■ **Task description**:
Identify, in the records below, every line where the string "carrots" appears, and copy each such line.

[start]

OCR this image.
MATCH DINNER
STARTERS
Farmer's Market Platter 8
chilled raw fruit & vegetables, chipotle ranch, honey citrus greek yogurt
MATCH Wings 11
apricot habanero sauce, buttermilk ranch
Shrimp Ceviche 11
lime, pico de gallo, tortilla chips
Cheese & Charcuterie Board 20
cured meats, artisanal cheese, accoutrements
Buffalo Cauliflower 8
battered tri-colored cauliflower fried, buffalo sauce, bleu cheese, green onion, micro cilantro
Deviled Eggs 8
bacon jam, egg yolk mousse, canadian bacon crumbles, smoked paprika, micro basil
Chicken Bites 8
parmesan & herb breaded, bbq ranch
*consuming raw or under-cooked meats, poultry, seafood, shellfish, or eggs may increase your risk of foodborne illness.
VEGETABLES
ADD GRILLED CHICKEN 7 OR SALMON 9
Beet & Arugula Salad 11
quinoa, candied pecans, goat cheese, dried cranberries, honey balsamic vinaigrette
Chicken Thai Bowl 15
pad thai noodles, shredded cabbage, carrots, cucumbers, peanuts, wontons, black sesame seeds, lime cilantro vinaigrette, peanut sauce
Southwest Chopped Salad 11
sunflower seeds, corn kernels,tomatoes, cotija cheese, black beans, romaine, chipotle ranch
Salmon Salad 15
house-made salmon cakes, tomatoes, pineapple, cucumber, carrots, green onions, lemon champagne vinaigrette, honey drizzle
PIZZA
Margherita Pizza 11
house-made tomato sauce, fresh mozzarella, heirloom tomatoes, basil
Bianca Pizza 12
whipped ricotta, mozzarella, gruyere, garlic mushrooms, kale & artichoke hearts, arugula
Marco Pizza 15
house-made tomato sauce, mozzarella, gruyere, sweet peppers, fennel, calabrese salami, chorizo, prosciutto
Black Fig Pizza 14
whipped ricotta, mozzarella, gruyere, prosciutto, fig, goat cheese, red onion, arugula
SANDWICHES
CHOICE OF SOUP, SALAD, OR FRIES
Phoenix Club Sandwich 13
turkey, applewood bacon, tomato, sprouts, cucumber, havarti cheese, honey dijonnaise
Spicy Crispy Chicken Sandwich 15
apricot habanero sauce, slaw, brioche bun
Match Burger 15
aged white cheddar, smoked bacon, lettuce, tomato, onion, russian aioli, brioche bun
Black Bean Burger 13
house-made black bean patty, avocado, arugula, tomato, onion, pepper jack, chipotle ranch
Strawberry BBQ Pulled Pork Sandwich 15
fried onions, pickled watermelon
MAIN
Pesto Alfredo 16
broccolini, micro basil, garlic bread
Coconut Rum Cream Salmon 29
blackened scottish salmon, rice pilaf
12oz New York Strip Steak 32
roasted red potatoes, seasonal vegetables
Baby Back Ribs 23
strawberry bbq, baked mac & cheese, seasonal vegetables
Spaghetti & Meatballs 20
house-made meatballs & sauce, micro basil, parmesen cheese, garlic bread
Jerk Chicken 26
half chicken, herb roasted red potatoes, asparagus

[end]

■ **The answer**:
pad thai noodles, shredded cabbage, carrots, cucumbers, peanuts, wontons, black sesame seeds, lime cilantro vinaigrette, peanut sauce
house-made salmon cakes, tomatoes, pineapple, cucumber, carrots, green onions, lemon champagne vinaigrette, honey drizzle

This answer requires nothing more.